■ TASK DIRECTIONS
Without including any pictures, write out all the entries exactly.

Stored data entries
•••••
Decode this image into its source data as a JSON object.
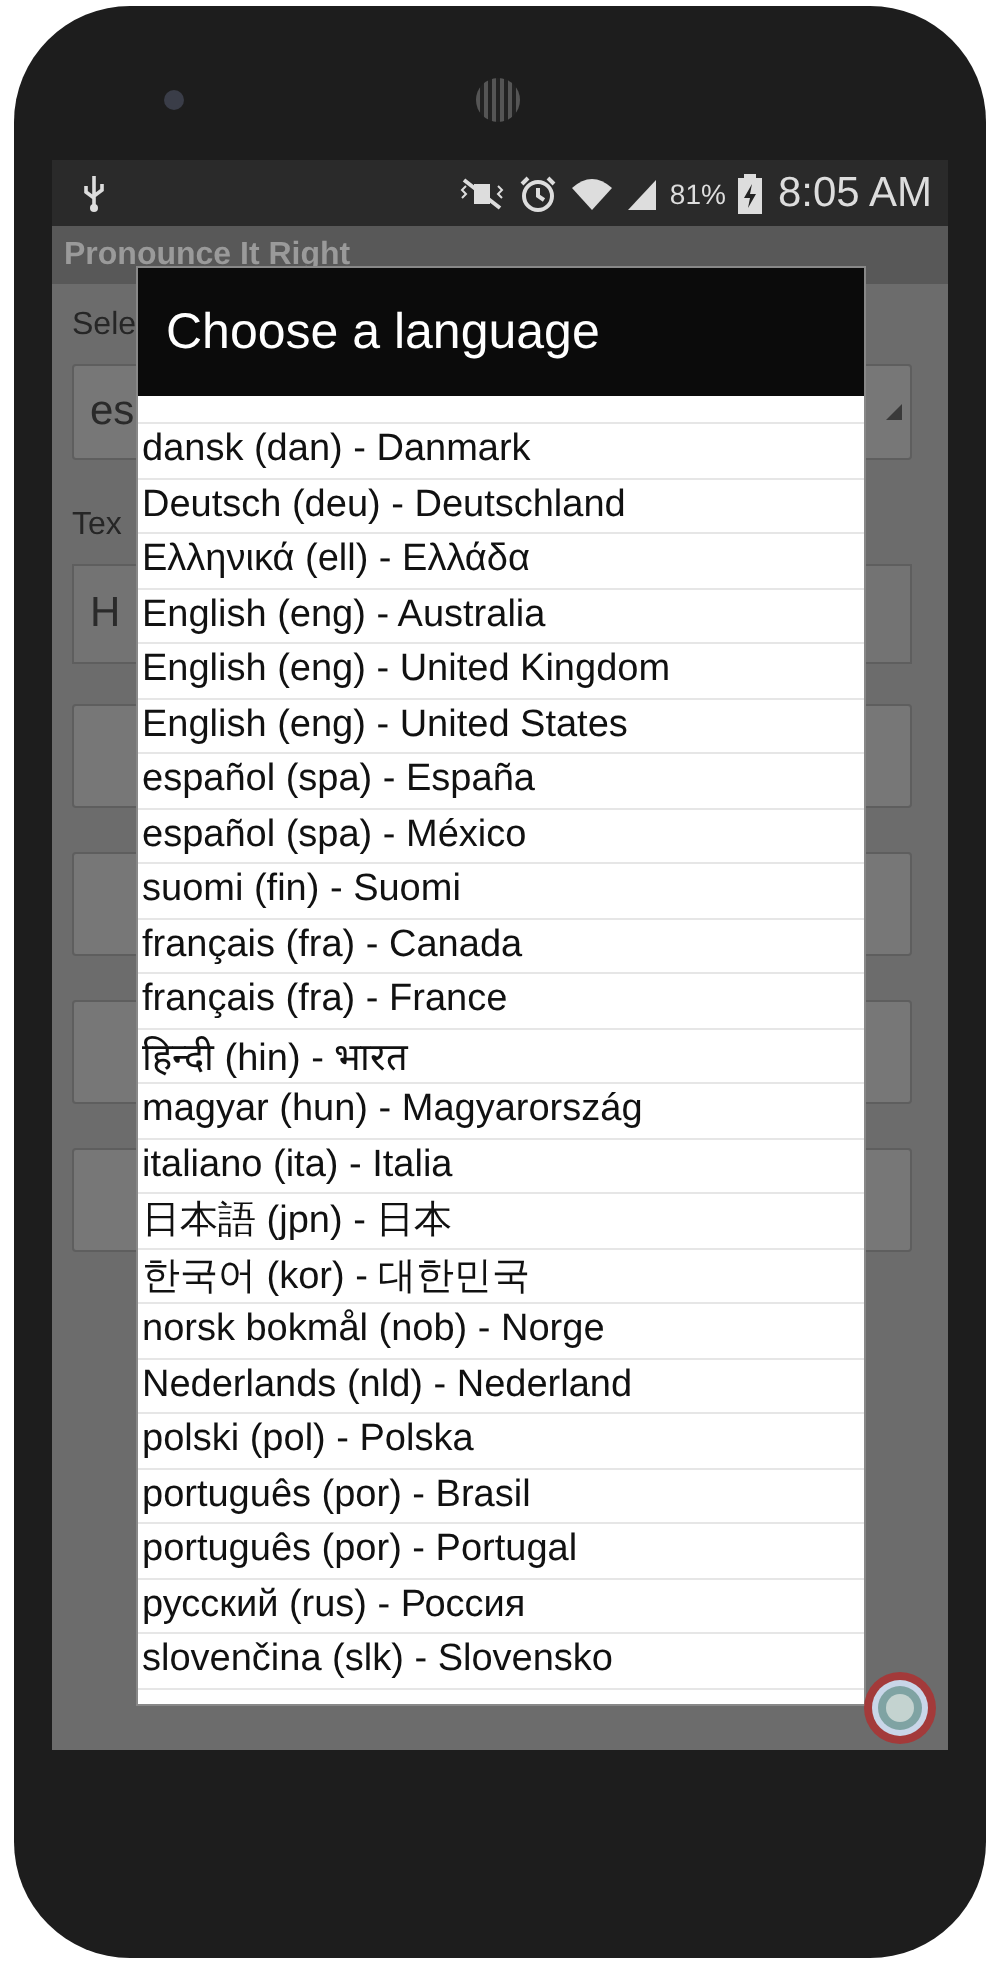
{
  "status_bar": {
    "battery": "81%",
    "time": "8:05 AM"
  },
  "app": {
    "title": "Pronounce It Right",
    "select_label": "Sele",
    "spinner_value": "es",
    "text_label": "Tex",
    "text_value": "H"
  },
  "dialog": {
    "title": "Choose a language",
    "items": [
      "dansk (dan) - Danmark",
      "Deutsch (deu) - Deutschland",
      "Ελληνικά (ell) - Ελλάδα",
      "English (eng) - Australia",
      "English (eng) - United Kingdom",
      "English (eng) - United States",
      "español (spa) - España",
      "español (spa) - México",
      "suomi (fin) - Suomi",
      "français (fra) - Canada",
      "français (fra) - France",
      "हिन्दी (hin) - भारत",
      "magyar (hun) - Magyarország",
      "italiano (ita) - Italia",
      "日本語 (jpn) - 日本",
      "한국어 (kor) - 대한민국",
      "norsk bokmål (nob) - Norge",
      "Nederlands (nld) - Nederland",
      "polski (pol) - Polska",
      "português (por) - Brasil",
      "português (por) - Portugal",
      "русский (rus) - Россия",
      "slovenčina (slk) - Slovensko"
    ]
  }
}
•••••
■ REPLY TO THE EXERCISE
Decode this image into its source data as a JSON object.
{
  "status_bar": {
    "battery": "81%",
    "time": "8:05 AM"
  },
  "app": {
    "title": "Pronounce It Right",
    "select_label": "Sele",
    "spinner_value": "es",
    "text_label": "Tex",
    "text_value": "H"
  },
  "dialog": {
    "title": "Choose a language",
    "items": [
      "dansk (dan) - Danmark",
      "Deutsch (deu) - Deutschland",
      "Ελληνικά (ell) - Ελλάδα",
      "English (eng) - Australia",
      "English (eng) - United Kingdom",
      "English (eng) - United States",
      "español (spa) - España",
      "español (spa) - México",
      "suomi (fin) - Suomi",
      "français (fra) - Canada",
      "français (fra) - France",
      "हिन्दी (hin) - भारत",
      "magyar (hun) - Magyarország",
      "italiano (ita) - Italia",
      "日本語 (jpn) - 日本",
      "한국어 (kor) - 대한민국",
      "norsk bokmål (nob) - Norge",
      "Nederlands (nld) - Nederland",
      "polski (pol) - Polska",
      "português (por) - Brasil",
      "português (por) - Portugal",
      "русский (rus) - Россия",
      "slovenčina (slk) - Slovensko"
    ]
  }
}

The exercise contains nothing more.